Information provided
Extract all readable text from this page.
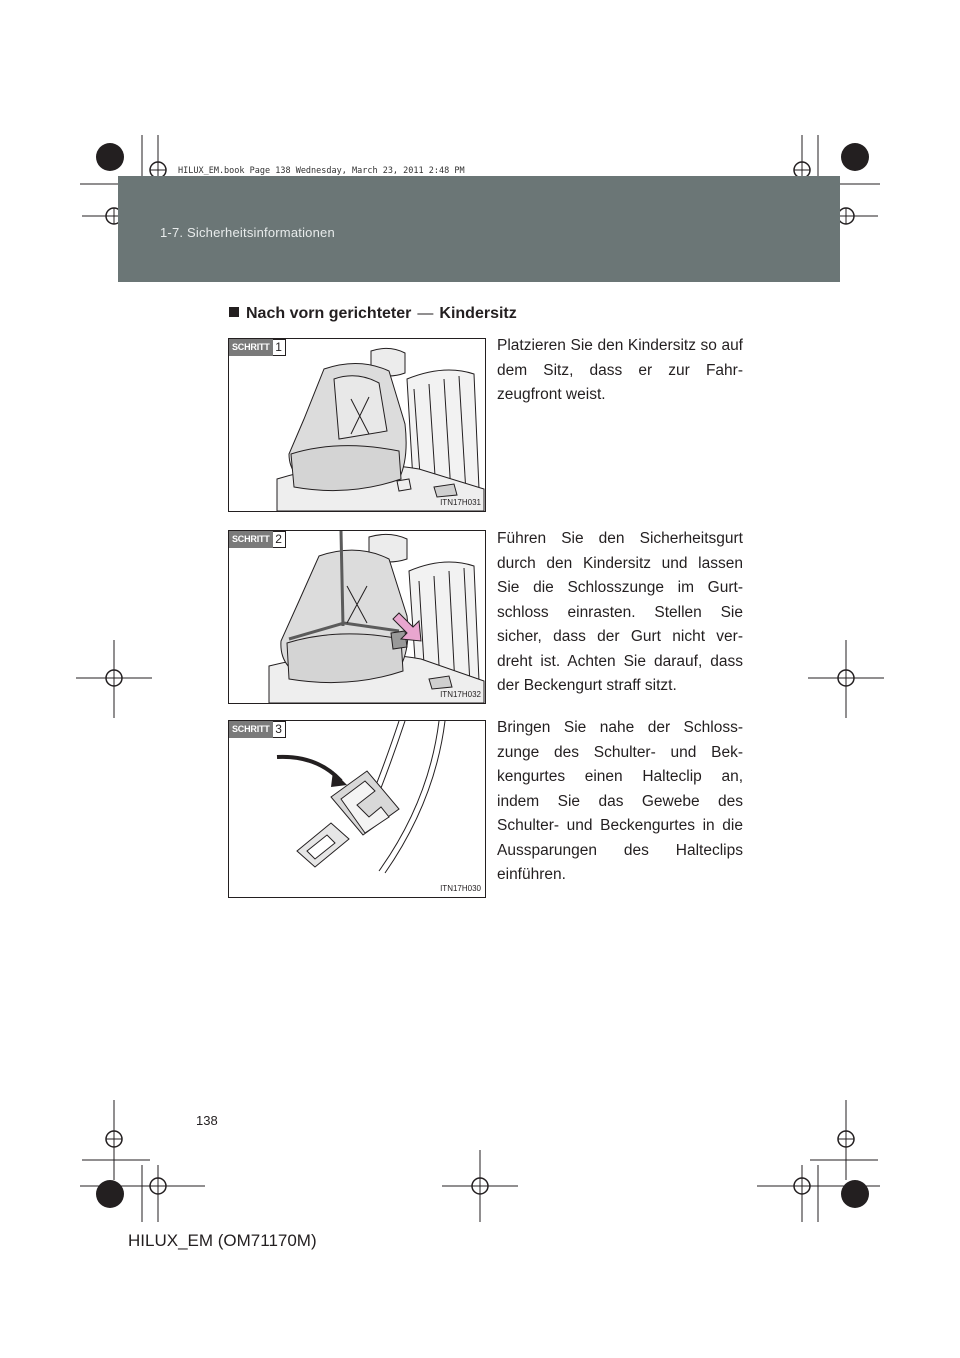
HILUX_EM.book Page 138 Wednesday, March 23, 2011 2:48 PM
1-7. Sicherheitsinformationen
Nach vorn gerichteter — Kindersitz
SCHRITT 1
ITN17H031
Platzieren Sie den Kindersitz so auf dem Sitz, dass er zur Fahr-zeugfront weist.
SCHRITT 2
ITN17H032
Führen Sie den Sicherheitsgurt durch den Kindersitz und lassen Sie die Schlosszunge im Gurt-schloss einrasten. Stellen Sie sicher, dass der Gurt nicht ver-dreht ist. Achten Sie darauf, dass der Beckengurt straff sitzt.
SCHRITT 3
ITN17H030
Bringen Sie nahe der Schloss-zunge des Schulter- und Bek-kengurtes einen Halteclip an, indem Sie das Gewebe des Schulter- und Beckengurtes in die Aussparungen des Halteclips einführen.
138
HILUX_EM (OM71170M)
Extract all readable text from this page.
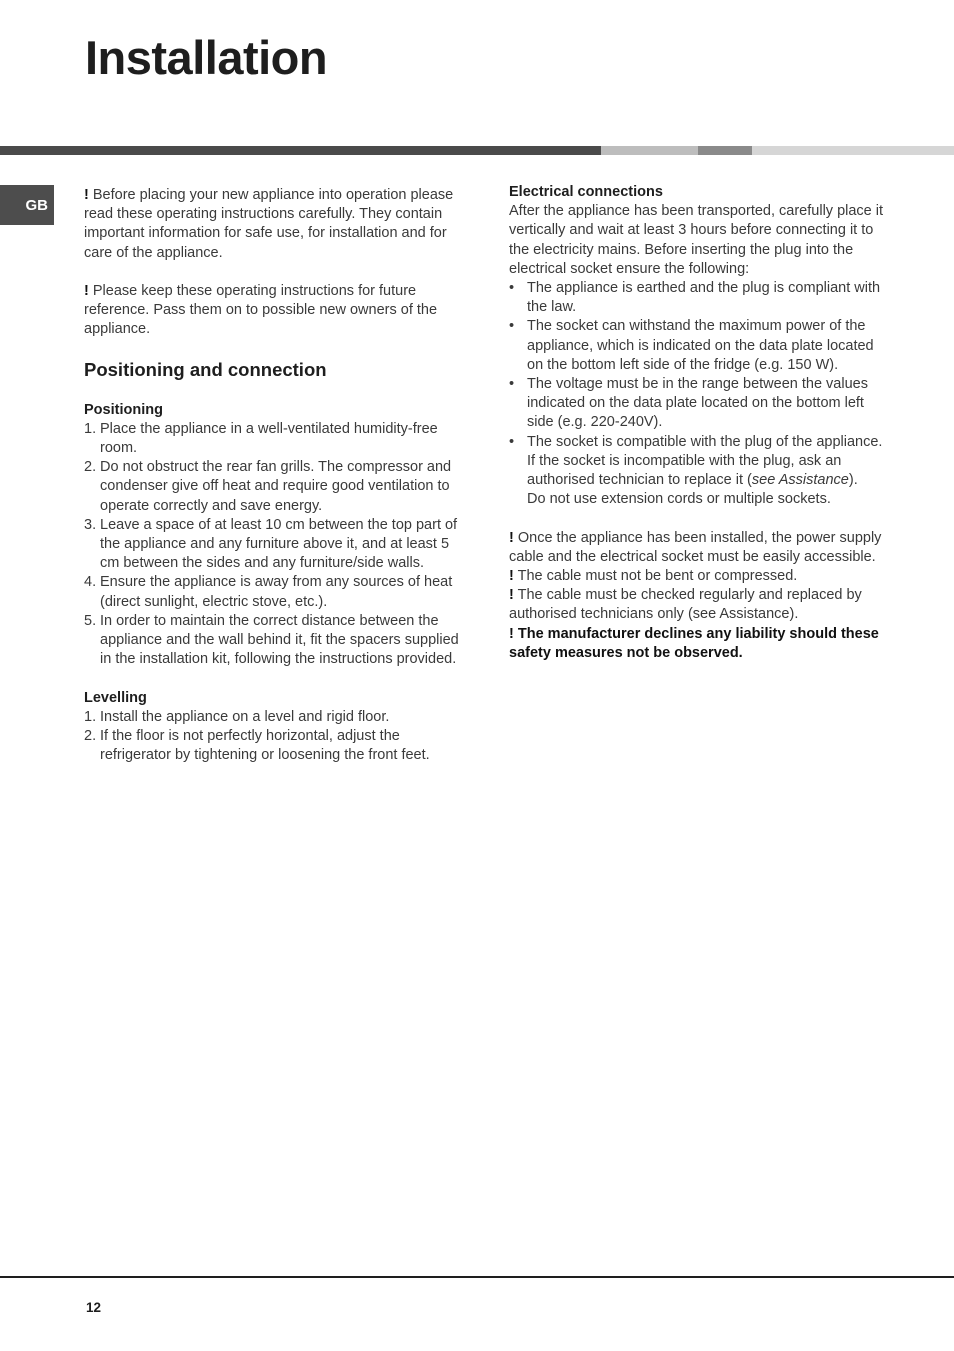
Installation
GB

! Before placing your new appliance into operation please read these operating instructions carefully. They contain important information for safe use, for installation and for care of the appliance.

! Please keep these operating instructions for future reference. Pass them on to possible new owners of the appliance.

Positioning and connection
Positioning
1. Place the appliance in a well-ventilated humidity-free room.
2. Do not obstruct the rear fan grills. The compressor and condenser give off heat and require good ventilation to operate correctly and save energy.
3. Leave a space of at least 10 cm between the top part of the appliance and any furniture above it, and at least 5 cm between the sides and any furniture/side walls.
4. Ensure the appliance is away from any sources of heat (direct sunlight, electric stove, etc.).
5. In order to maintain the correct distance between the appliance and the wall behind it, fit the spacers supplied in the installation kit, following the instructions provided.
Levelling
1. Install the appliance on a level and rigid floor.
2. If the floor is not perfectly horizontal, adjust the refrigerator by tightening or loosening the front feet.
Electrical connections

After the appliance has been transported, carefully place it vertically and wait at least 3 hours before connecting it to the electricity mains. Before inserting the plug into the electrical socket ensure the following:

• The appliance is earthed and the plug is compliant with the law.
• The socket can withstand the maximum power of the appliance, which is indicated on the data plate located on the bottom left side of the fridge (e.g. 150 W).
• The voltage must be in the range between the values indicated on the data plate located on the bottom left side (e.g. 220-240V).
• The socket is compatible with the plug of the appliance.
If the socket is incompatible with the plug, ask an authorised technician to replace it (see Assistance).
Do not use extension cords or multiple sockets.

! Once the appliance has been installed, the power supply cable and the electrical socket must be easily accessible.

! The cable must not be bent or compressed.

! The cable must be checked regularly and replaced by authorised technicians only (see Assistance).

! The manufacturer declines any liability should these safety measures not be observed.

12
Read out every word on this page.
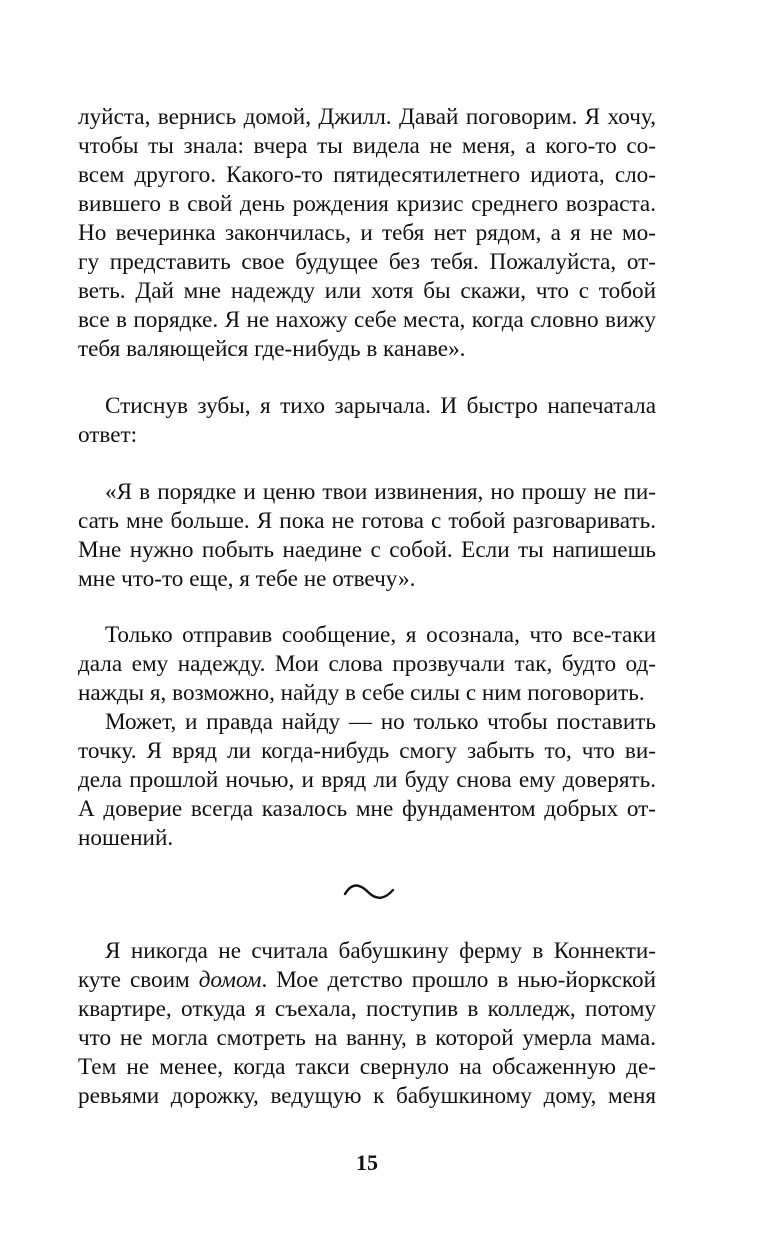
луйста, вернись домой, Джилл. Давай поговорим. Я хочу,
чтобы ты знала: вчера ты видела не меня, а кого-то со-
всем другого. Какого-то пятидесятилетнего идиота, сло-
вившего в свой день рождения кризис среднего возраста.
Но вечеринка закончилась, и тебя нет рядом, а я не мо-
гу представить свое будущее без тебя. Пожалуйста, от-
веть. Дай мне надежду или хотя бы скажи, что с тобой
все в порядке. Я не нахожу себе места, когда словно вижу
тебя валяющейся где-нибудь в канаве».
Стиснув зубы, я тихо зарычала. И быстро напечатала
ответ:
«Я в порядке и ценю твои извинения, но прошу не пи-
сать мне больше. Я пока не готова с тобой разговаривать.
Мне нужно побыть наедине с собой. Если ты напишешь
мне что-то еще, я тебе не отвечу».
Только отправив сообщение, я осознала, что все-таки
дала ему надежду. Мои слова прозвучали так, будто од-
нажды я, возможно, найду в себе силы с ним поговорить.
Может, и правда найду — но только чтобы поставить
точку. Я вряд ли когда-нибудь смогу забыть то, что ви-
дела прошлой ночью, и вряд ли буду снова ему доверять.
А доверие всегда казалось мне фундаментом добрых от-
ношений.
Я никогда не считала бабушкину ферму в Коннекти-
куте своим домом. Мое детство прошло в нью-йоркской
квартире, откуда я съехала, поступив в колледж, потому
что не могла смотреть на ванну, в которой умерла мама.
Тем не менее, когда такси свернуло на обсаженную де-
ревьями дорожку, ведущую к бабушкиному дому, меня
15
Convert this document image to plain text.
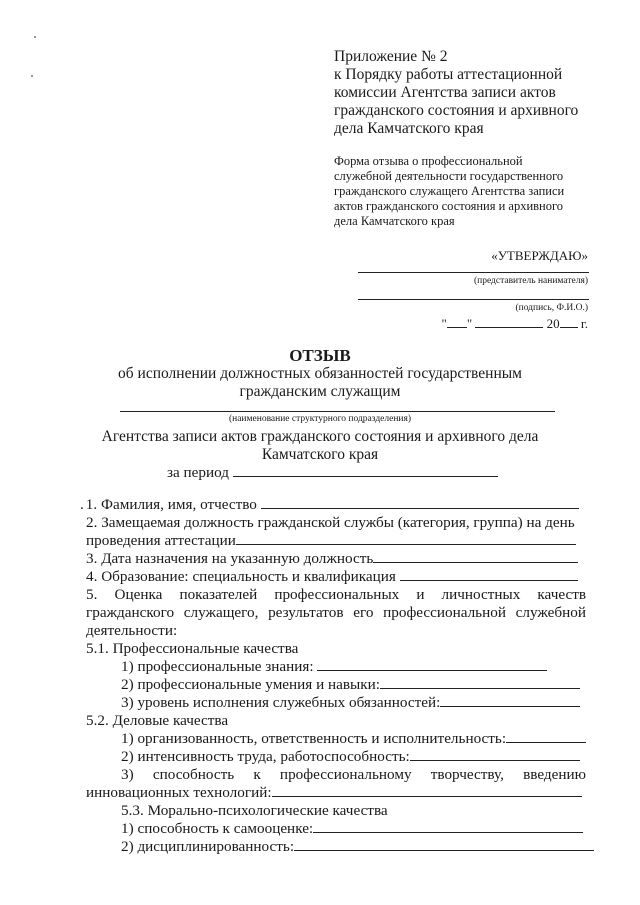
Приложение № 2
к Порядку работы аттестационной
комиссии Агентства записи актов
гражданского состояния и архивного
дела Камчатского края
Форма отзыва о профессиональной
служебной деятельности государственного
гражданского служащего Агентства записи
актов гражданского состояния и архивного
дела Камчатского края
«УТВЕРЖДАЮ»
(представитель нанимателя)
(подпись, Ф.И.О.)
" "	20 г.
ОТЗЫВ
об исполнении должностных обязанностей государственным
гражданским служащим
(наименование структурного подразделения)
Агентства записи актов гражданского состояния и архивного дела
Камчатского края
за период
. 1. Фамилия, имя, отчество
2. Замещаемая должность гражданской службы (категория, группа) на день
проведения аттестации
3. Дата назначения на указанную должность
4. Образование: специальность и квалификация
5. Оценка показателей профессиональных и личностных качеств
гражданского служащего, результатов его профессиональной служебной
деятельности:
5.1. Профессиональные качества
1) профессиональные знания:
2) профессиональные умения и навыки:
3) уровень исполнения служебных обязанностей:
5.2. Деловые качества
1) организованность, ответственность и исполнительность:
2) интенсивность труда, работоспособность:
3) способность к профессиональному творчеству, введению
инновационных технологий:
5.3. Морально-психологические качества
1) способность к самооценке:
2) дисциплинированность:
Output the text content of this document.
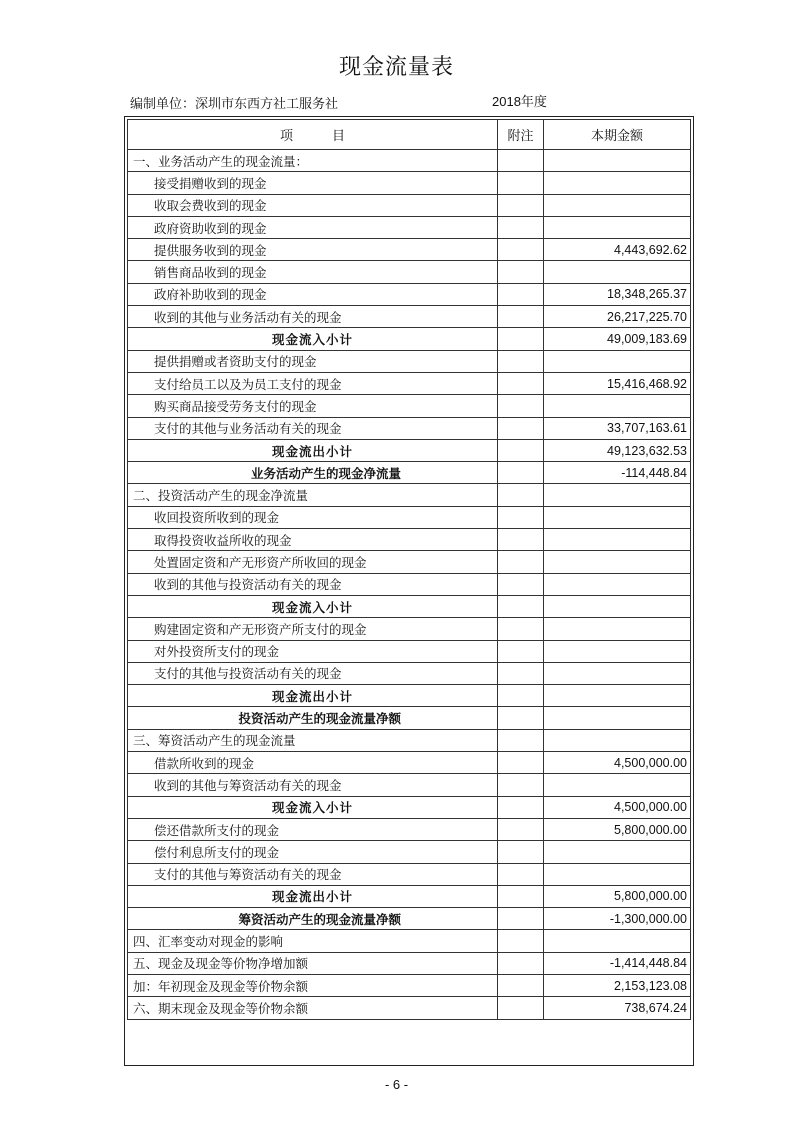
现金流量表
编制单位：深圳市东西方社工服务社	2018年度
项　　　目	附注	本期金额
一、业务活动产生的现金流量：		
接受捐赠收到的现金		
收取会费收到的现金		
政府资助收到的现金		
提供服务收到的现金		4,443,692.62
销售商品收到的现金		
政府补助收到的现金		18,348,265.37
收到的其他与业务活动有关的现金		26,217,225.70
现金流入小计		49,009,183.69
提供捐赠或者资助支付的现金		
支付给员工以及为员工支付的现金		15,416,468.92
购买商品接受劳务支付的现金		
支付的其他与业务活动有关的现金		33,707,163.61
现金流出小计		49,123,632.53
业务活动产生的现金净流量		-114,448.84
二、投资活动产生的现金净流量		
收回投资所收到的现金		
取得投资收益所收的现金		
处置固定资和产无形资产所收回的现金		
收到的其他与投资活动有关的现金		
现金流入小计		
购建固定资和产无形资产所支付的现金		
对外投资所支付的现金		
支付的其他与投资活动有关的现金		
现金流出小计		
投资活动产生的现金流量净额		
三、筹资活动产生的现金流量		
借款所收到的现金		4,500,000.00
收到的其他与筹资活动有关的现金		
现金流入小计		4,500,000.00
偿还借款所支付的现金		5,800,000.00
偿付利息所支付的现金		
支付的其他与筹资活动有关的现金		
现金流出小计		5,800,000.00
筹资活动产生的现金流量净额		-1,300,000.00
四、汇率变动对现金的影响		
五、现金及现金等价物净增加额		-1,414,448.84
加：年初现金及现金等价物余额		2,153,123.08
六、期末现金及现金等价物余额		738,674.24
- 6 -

Request
Show every line of the records above that contains the word "heat".

Result of this exercise
2. Do not obstruct the rear fan grills. The compressor and condenser give off heat and require good ventilation to operate correctly and save energy.
4. Ensure the appliance is away from any sources of heat (direct sunlight, electric stove, etc.).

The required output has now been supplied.